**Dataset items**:
###
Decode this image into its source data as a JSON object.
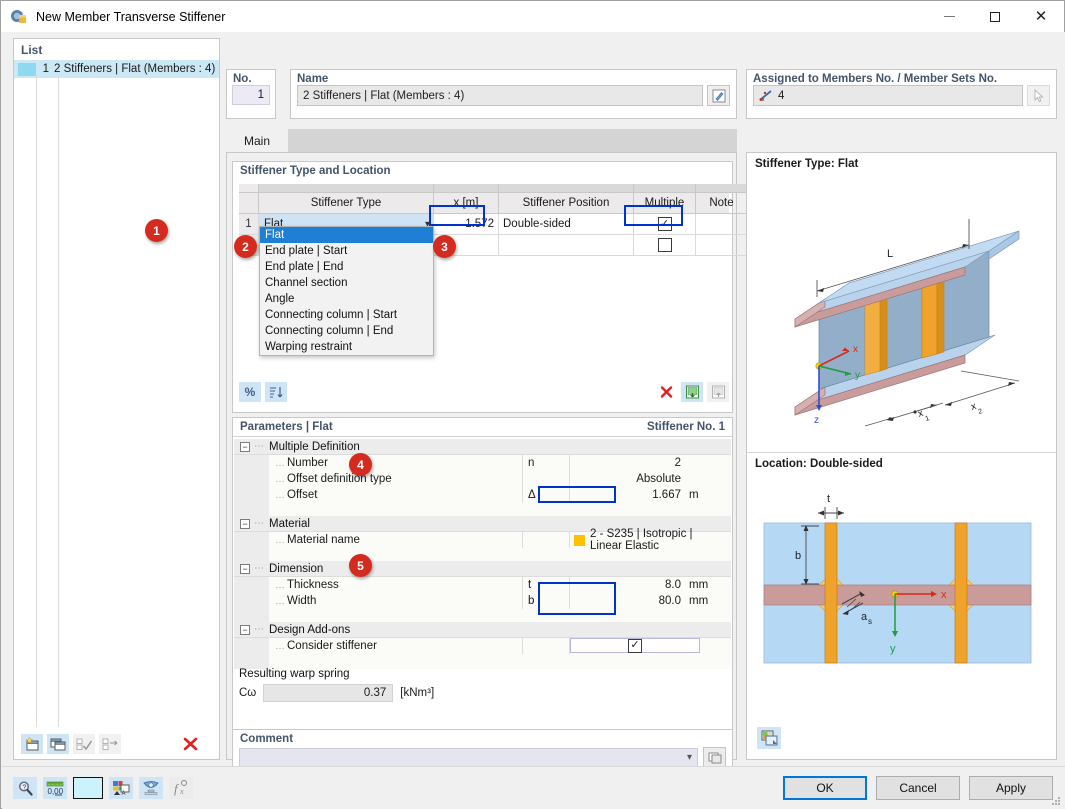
{
  "window": {
    "title": "New Member Transverse Stiffener",
    "icon": "app-icon",
    "minimize": "–",
    "maximize": "□",
    "close": "✕"
  },
  "list_panel": {
    "header": "List",
    "rows": [
      {
        "num": "1",
        "label": "2 Stiffeners | Flat (Members : 4)"
      }
    ],
    "toolbar": [
      {
        "name": "new-item-button",
        "glyph": "⬜",
        "enabled": true
      },
      {
        "name": "copy-item-button",
        "glyph": "❐",
        "enabled": true
      },
      {
        "name": "select-all-button",
        "glyph": "☑",
        "enabled": false
      },
      {
        "name": "invert-selection-button",
        "glyph": "☐",
        "enabled": false
      },
      {
        "name": "delete-item-button",
        "glyph": "✕",
        "enabled": true
      }
    ]
  },
  "no_field": {
    "label": "No.",
    "value": "1"
  },
  "name_field": {
    "label": "Name",
    "value": "2 Stiffeners | Flat (Members : 4)",
    "edit_icon": "pencil-edit-icon"
  },
  "assigned_field": {
    "label": "Assigned to Members No. / Member Sets No.",
    "value": "4",
    "member_icon": "member-line-icon",
    "pick_icon": "pick-cursor-icon"
  },
  "tabs": [
    {
      "label": "Main",
      "active": true
    }
  ],
  "stiffener_group": {
    "title": "Stiffener Type and Location",
    "columns": [
      "",
      "Stiffener Type",
      "x [m]",
      "Stiffener Position",
      "Multiple",
      "Note"
    ],
    "rows": [
      {
        "index": "1",
        "type": "Flat",
        "x": "1.572",
        "position": "Double-sided",
        "multiple": true,
        "note": ""
      },
      {
        "index": "2",
        "type": "",
        "x": "",
        "position": "",
        "multiple": false,
        "note": ""
      }
    ],
    "dropdown_open": true,
    "dropdown_items": [
      "Flat",
      "End plate | Start",
      "End plate | End",
      "Channel section",
      "Angle",
      "Connecting column | Start",
      "Connecting column | End",
      "Warping restraint"
    ],
    "dropdown_selected": "Flat",
    "toolbar": [
      {
        "name": "percent-button",
        "glyph": "%"
      },
      {
        "name": "sort-button",
        "glyph": "↓"
      },
      {
        "name": "delete-row-button",
        "glyph": "✕"
      },
      {
        "name": "export-table-button",
        "glyph": "▦"
      },
      {
        "name": "import-table-button",
        "glyph": "▦"
      }
    ]
  },
  "parameters_group": {
    "title": "Parameters | Flat",
    "title_right": "Stiffener No. 1",
    "sections": [
      {
        "name": "Multiple Definition",
        "rows": [
          {
            "label": "Number",
            "symbol": "n",
            "value": "2",
            "unit": ""
          },
          {
            "label": "Offset definition type",
            "symbol": "",
            "value": "Absolute",
            "unit": ""
          },
          {
            "label": "Offset",
            "symbol": "Δ",
            "value": "1.667",
            "unit": "m"
          }
        ]
      },
      {
        "name": "Material",
        "rows": [
          {
            "label": "Material name",
            "symbol": "",
            "value": "2 - S235 | Isotropic | Linear Elastic",
            "unit": "",
            "swatch": "#ffc000"
          }
        ]
      },
      {
        "name": "Dimension",
        "rows": [
          {
            "label": "Thickness",
            "symbol": "t",
            "value": "8.0",
            "unit": "mm"
          },
          {
            "label": "Width",
            "symbol": "b",
            "value": "80.0",
            "unit": "mm"
          }
        ]
      },
      {
        "name": "Design Add-ons",
        "rows": [
          {
            "label": "Consider stiffener",
            "symbol": "",
            "value": "",
            "unit": "",
            "checkbox": true
          }
        ]
      }
    ],
    "warp": {
      "title": "Resulting warp spring",
      "symbol": "Cω",
      "value": "0.37",
      "unit": "[kNm³]"
    }
  },
  "comment_group": {
    "title": "Comment",
    "value": "",
    "dropdown_icon": "chevron-down-icon",
    "copy_icon": "comment-library-icon"
  },
  "preview": {
    "top_title": "Stiffener Type: Flat",
    "bottom_title": "Location: Double-sided",
    "top_labels": {
      "length": "L",
      "axis_x": "x",
      "axis_y": "y",
      "axis_z": "z",
      "x1": "x",
      "x1_sub": "1",
      "x2": "x",
      "x2_sub": "2"
    },
    "bottom_labels": {
      "t": "t",
      "b": "b",
      "a": "a",
      "a_sub": "s",
      "axis_x": "x",
      "axis_y": "y"
    },
    "render_icon": "render-image-icon",
    "colors": {
      "flange": "#a8c6e8",
      "web": "#93aec9",
      "stiffener": "#f0a32a",
      "plate": "#c99b9b",
      "panel": "#b5d9f5"
    }
  },
  "badges": [
    "1",
    "2",
    "3",
    "4",
    "5"
  ],
  "bottom_toolbar": [
    {
      "name": "help-search-icon",
      "glyph": "⚲"
    },
    {
      "name": "units-icon",
      "glyph": "0,00"
    },
    {
      "name": "color-swatch-icon",
      "glyph": ""
    },
    {
      "name": "display-properties-icon",
      "glyph": "▦"
    },
    {
      "name": "visibility-icon",
      "glyph": "◉"
    },
    {
      "name": "formula-icon",
      "glyph": "f"
    }
  ],
  "dialog_buttons": {
    "ok": "OK",
    "cancel": "Cancel",
    "apply": "Apply"
  }
}
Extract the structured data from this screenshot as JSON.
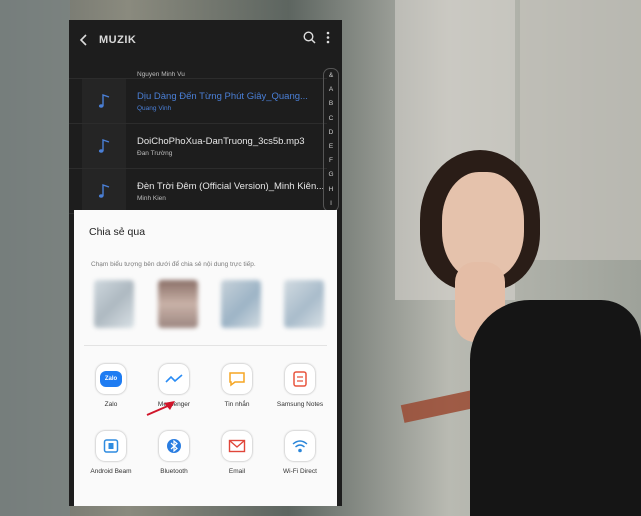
{
  "app": {
    "title": "MUZIK",
    "back_icon": "back-arrow-icon",
    "search_icon": "search-icon",
    "more_icon": "more-vert-icon"
  },
  "songs": [
    {
      "title": "",
      "artist": "Nguyen Minh Vu",
      "partial": true
    },
    {
      "title": "Dịu Dàng Đến Từng Phút Giây_Quang...",
      "artist": "Quang Vinh",
      "active": true
    },
    {
      "title": "DoiChoPhoXua-DanTruong_3cs5b.mp3",
      "artist": "Đan Trường"
    },
    {
      "title": "Đèn Trời Đêm (Official Version)_Minh Kiên...",
      "artist": "Minh Kien"
    }
  ],
  "index_letters": [
    "&",
    "A",
    "B",
    "C",
    "D",
    "E",
    "F",
    "G",
    "H",
    "I"
  ],
  "share": {
    "title": "Chia sẻ qua",
    "hint": "Chạm biểu tượng bên dưới để chia sẻ nội dung trực tiếp.",
    "apps": [
      {
        "label": "Zalo",
        "icon": "zalo-icon",
        "icon_text": "Zalo",
        "color": "#1e7cf2"
      },
      {
        "label": "Messenger",
        "icon": "messenger-icon",
        "color": "#2a8cf5"
      },
      {
        "label": "Tin nhắn",
        "icon": "message-icon",
        "color": "#f5a623"
      },
      {
        "label": "Samsung Notes",
        "icon": "samsung-notes-icon",
        "color": "#e8553e"
      },
      {
        "label": "Android Beam",
        "icon": "android-beam-icon",
        "color": "#2f8ce0"
      },
      {
        "label": "Bluetooth",
        "icon": "bluetooth-icon",
        "color": "#2a7de1"
      },
      {
        "label": "Email",
        "icon": "email-icon",
        "color": "#e0463a"
      },
      {
        "label": "Wi-Fi Direct",
        "icon": "wifi-direct-icon",
        "color": "#2b86d9"
      }
    ]
  },
  "colors": {
    "accent": "#4a7fd6",
    "dark_bg": "#1d1d1d",
    "sheet_bg": "#fafafa",
    "annotation": "#d0152a"
  }
}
###
**TASK GOAL**:
Transcribe all of the material exactly, leaving out whatever pictures it contains.

**ANSWER FOR THIS EXERCISE**:
Decode this image into its source data as a JSON object.
{
  "window": {
    "title": "New Member Transverse Stiffener",
    "icon": "app-icon",
    "minimize": "–",
    "maximize": "□",
    "close": "✕"
  },
  "list_panel": {
    "header": "List",
    "rows": [
      {
        "num": "1",
        "label": "2 Stiffeners | Flat (Members : 4)"
      }
    ],
    "toolbar": [
      {
        "name": "new-item-button",
        "glyph": "⬜",
        "enabled": true
      },
      {
        "name": "copy-item-button",
        "glyph": "❐",
        "enabled": true
      },
      {
        "name": "select-all-button",
        "glyph": "☑",
        "enabled": false
      },
      {
        "name": "invert-selection-button",
        "glyph": "☐",
        "enabled": false
      },
      {
        "name": "delete-item-button",
        "glyph": "✕",
        "enabled": true
      }
    ]
  },
  "no_field": {
    "label": "No.",
    "value": "1"
  },
  "name_field": {
    "label": "Name",
    "value": "2 Stiffeners | Flat (Members : 4)",
    "edit_icon": "pencil-edit-icon"
  },
  "assigned_field": {
    "label": "Assigned to Members No. / Member Sets No.",
    "value": "4",
    "member_icon": "member-line-icon",
    "pick_icon": "pick-cursor-icon"
  },
  "tabs": [
    {
      "label": "Main",
      "active": true
    }
  ],
  "stiffener_group": {
    "title": "Stiffener Type and Location",
    "columns": [
      "",
      "Stiffener Type",
      "x [m]",
      "Stiffener Position",
      "Multiple",
      "Note"
    ],
    "rows": [
      {
        "index": "1",
        "type": "Flat",
        "x": "1.572",
        "position": "Double-sided",
        "multiple": true,
        "note": ""
      },
      {
        "index": "2",
        "type": "",
        "x": "",
        "position": "",
        "multiple": false,
        "note": ""
      }
    ],
    "dropdown_open": true,
    "dropdown_items": [
      "Flat",
      "End plate | Start",
      "End plate | End",
      "Channel section",
      "Angle",
      "Connecting column | Start",
      "Connecting column | End",
      "Warping restraint"
    ],
    "dropdown_selected": "Flat",
    "toolbar": [
      {
        "name": "percent-button",
        "glyph": "%"
      },
      {
        "name": "sort-button",
        "glyph": "↓"
      },
      {
        "name": "delete-row-button",
        "glyph": "✕"
      },
      {
        "name": "export-table-button",
        "glyph": "▦"
      },
      {
        "name": "import-table-button",
        "glyph": "▦"
      }
    ]
  },
  "parameters_group": {
    "title": "Parameters | Flat",
    "title_right": "Stiffener No. 1",
    "sections": [
      {
        "name": "Multiple Definition",
        "rows": [
          {
            "label": "Number",
            "symbol": "n",
            "value": "2",
            "unit": ""
          },
          {
            "label": "Offset definition type",
            "symbol": "",
            "value": "Absolute",
            "unit": ""
          },
          {
            "label": "Offset",
            "symbol": "Δ",
            "value": "1.667",
            "unit": "m"
          }
        ]
      },
      {
        "name": "Material",
        "rows": [
          {
            "label": "Material name",
            "symbol": "",
            "value": "2 - S235 | Isotropic | Linear Elastic",
            "unit": "",
            "swatch": "#ffc000"
          }
        ]
      },
      {
        "name": "Dimension",
        "rows": [
          {
            "label": "Thickness",
            "symbol": "t",
            "value": "8.0",
            "unit": "mm"
          },
          {
            "label": "Width",
            "symbol": "b",
            "value": "80.0",
            "unit": "mm"
          }
        ]
      },
      {
        "name": "Design Add-ons",
        "rows": [
          {
            "label": "Consider stiffener",
            "symbol": "",
            "value": "",
            "unit": "",
            "checkbox": true
          }
        ]
      }
    ],
    "warp": {
      "title": "Resulting warp spring",
      "symbol": "Cω",
      "value": "0.37",
      "unit": "[kNm³]"
    }
  },
  "comment_group": {
    "title": "Comment",
    "value": "",
    "dropdown_icon": "chevron-down-icon",
    "copy_icon": "comment-library-icon"
  },
  "preview": {
    "top_title": "Stiffener Type: Flat",
    "bottom_title": "Location: Double-sided",
    "top_labels": {
      "length": "L",
      "axis_x": "x",
      "axis_y": "y",
      "axis_z": "z",
      "x1": "x",
      "x1_sub": "1",
      "x2": "x",
      "x2_sub": "2"
    },
    "bottom_labels": {
      "t": "t",
      "b": "b",
      "a": "a",
      "a_sub": "s",
      "axis_x": "x",
      "axis_y": "y"
    },
    "render_icon": "render-image-icon",
    "colors": {
      "flange": "#a8c6e8",
      "web": "#93aec9",
      "stiffener": "#f0a32a",
      "plate": "#c99b9b",
      "panel": "#b5d9f5"
    }
  },
  "badges": [
    "1",
    "2",
    "3",
    "4",
    "5"
  ],
  "bottom_toolbar": [
    {
      "name": "help-search-icon",
      "glyph": "⚲"
    },
    {
      "name": "units-icon",
      "glyph": "0,00"
    },
    {
      "name": "color-swatch-icon",
      "glyph": ""
    },
    {
      "name": "display-properties-icon",
      "glyph": "▦"
    },
    {
      "name": "visibility-icon",
      "glyph": "◉"
    },
    {
      "name": "formula-icon",
      "glyph": "f"
    }
  ],
  "dialog_buttons": {
    "ok": "OK",
    "cancel": "Cancel",
    "apply": "Apply"
  }
}
Extract the structured data from this screenshot as JSON.
{
  "app": {
    "title": "MUZIK",
    "back_icon": "back-arrow-icon",
    "search_icon": "search-icon",
    "more_icon": "more-vert-icon"
  },
  "songs": [
    {
      "title": "",
      "artist": "Nguyen Minh Vu",
      "partial": true
    },
    {
      "title": "Dịu Dàng Đến Từng Phút Giây_Quang...",
      "artist": "Quang Vinh",
      "active": true
    },
    {
      "title": "DoiChoPhoXua-DanTruong_3cs5b.mp3",
      "artist": "Đan Trường"
    },
    {
      "title": "Đèn Trời Đêm (Official Version)_Minh Kiên...",
      "artist": "Minh Kien"
    }
  ],
  "index_letters": [
    "&",
    "A",
    "B",
    "C",
    "D",
    "E",
    "F",
    "G",
    "H",
    "I"
  ],
  "share": {
    "title": "Chia sẻ qua",
    "hint": "Chạm biểu tượng bên dưới để chia sẻ nội dung trực tiếp.",
    "apps": [
      {
        "label": "Zalo",
        "icon": "zalo-icon",
        "icon_text": "Zalo",
        "color": "#1e7cf2"
      },
      {
        "label": "Messenger",
        "icon": "messenger-icon",
        "color": "#2a8cf5"
      },
      {
        "label": "Tin nhắn",
        "icon": "message-icon",
        "color": "#f5a623"
      },
      {
        "label": "Samsung Notes",
        "icon": "samsung-notes-icon",
        "color": "#e8553e"
      },
      {
        "label": "Android Beam",
        "icon": "android-beam-icon",
        "color": "#2f8ce0"
      },
      {
        "label": "Bluetooth",
        "icon": "bluetooth-icon",
        "color": "#2a7de1"
      },
      {
        "label": "Email",
        "icon": "email-icon",
        "color": "#e0463a"
      },
      {
        "label": "Wi-Fi Direct",
        "icon": "wifi-direct-icon",
        "color": "#2b86d9"
      }
    ]
  },
  "colors": {
    "accent": "#4a7fd6",
    "dark_bg": "#1d1d1d",
    "sheet_bg": "#fafafa",
    "annotation": "#d0152a"
  }
}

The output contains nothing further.